'''

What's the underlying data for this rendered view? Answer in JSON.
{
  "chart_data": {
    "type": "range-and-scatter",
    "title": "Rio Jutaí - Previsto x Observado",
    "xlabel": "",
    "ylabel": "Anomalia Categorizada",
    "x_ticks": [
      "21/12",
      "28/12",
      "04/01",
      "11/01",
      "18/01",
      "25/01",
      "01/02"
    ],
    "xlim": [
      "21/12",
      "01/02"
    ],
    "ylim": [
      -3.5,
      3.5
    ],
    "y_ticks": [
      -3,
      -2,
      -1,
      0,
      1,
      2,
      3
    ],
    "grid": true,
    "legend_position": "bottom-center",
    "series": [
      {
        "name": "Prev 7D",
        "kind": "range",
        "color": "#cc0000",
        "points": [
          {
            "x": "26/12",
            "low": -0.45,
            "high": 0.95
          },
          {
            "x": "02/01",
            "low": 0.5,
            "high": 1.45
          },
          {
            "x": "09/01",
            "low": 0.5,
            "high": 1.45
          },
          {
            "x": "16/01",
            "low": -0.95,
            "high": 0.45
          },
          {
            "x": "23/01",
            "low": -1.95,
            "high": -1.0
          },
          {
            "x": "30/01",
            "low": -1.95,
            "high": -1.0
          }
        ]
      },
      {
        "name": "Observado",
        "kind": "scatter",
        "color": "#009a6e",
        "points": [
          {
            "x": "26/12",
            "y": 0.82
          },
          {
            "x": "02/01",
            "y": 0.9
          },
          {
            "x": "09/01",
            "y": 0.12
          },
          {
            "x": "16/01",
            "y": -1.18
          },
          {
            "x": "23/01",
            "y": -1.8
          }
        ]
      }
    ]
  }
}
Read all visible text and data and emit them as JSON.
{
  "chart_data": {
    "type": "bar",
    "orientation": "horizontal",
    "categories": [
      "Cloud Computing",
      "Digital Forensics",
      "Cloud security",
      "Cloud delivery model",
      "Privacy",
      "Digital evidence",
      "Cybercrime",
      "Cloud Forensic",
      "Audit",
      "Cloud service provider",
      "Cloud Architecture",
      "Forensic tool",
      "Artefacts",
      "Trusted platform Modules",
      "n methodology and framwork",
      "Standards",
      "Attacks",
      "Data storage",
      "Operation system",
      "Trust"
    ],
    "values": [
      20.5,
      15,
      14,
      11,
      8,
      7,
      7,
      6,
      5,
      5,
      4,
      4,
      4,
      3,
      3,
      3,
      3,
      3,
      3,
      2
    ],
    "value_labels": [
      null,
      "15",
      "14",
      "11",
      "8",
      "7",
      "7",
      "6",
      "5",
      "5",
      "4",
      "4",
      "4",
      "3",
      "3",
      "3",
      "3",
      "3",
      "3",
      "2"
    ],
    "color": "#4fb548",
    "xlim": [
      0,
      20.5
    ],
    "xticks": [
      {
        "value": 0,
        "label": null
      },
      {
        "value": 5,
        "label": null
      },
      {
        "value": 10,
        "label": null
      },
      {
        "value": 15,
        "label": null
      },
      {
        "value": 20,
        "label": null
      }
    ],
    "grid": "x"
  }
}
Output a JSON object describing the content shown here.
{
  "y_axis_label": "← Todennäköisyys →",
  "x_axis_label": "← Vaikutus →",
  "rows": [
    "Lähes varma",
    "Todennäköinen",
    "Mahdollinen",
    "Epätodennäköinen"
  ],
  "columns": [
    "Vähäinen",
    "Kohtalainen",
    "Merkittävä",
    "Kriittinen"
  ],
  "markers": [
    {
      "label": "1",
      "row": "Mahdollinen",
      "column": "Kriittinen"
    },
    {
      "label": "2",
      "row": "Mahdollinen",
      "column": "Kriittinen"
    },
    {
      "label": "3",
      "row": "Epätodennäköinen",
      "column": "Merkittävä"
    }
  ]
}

'''

> [Task to complete] The records above are to be repeated exactly, in their entirety.

> [Response for this exercise]
What's the underlying data for this rendered view? Answer in JSON.
{
  "chart_data": {
    "type": "range-and-scatter",
    "title": "Rio Jutaí - Previsto x Observado",
    "xlabel": "",
    "ylabel": "Anomalia Categorizada",
    "x_ticks": [
      "21/12",
      "28/12",
      "04/01",
      "11/01",
      "18/01",
      "25/01",
      "01/02"
    ],
    "xlim": [
      "21/12",
      "01/02"
    ],
    "ylim": [
      -3.5,
      3.5
    ],
    "y_ticks": [
      -3,
      -2,
      -1,
      0,
      1,
      2,
      3
    ],
    "grid": true,
    "legend_position": "bottom-center",
    "series": [
      {
        "name": "Prev 7D",
        "kind": "range",
        "color": "#cc0000",
        "points": [
          {
            "x": "26/12",
            "low": -0.45,
            "high": 0.95
          },
          {
            "x": "02/01",
            "low": 0.5,
            "high": 1.45
          },
          {
            "x": "09/01",
            "low": 0.5,
            "high": 1.45
          },
          {
            "x": "16/01",
            "low": -0.95,
            "high": 0.45
          },
          {
            "x": "23/01",
            "low": -1.95,
            "high": -1.0
          },
          {
            "x": "30/01",
            "low": -1.95,
            "high": -1.0
          }
        ]
      },
      {
        "name": "Observado",
        "kind": "scatter",
        "color": "#009a6e",
        "points": [
          {
            "x": "26/12",
            "y": 0.82
          },
          {
            "x": "02/01",
            "y": 0.9
          },
          {
            "x": "09/01",
            "y": 0.12
          },
          {
            "x": "16/01",
            "y": -1.18
          },
          {
            "x": "23/01",
            "y": -1.8
          }
        ]
      }
    ]
  }
}
Read all visible text and data and emit them as JSON.
{
  "chart_data": {
    "type": "bar",
    "orientation": "horizontal",
    "categories": [
      "Cloud Computing",
      "Digital Forensics",
      "Cloud security",
      "Cloud delivery model",
      "Privacy",
      "Digital evidence",
      "Cybercrime",
      "Cloud Forensic",
      "Audit",
      "Cloud service provider",
      "Cloud Architecture",
      "Forensic tool",
      "Artefacts",
      "Trusted platform Modules",
      "n methodology and framwork",
      "Standards",
      "Attacks",
      "Data storage",
      "Operation system",
      "Trust"
    ],
    "values": [
      20.5,
      15,
      14,
      11,
      8,
      7,
      7,
      6,
      5,
      5,
      4,
      4,
      4,
      3,
      3,
      3,
      3,
      3,
      3,
      2
    ],
    "value_labels": [
      null,
      "15",
      "14",
      "11",
      "8",
      "7",
      "7",
      "6",
      "5",
      "5",
      "4",
      "4",
      "4",
      "3",
      "3",
      "3",
      "3",
      "3",
      "3",
      "2"
    ],
    "color": "#4fb548",
    "xlim": [
      0,
      20.5
    ],
    "xticks": [
      {
        "value": 0,
        "label": null
      },
      {
        "value": 5,
        "label": null
      },
      {
        "value": 10,
        "label": null
      },
      {
        "value": 15,
        "label": null
      },
      {
        "value": 20,
        "label": null
      }
    ],
    "grid": "x"
  }
}
Output a JSON object describing the content shown here.
{
  "y_axis_label": "← Todennäköisyys →",
  "x_axis_label": "← Vaikutus →",
  "rows": [
    "Lähes varma",
    "Todennäköinen",
    "Mahdollinen",
    "Epätodennäköinen"
  ],
  "columns": [
    "Vähäinen",
    "Kohtalainen",
    "Merkittävä",
    "Kriittinen"
  ],
  "markers": [
    {
      "label": "1",
      "row": "Mahdollinen",
      "column": "Kriittinen"
    },
    {
      "label": "2",
      "row": "Mahdollinen",
      "column": "Kriittinen"
    },
    {
      "label": "3",
      "row": "Epätodennäköinen",
      "column": "Merkittävä"
    }
  ]
}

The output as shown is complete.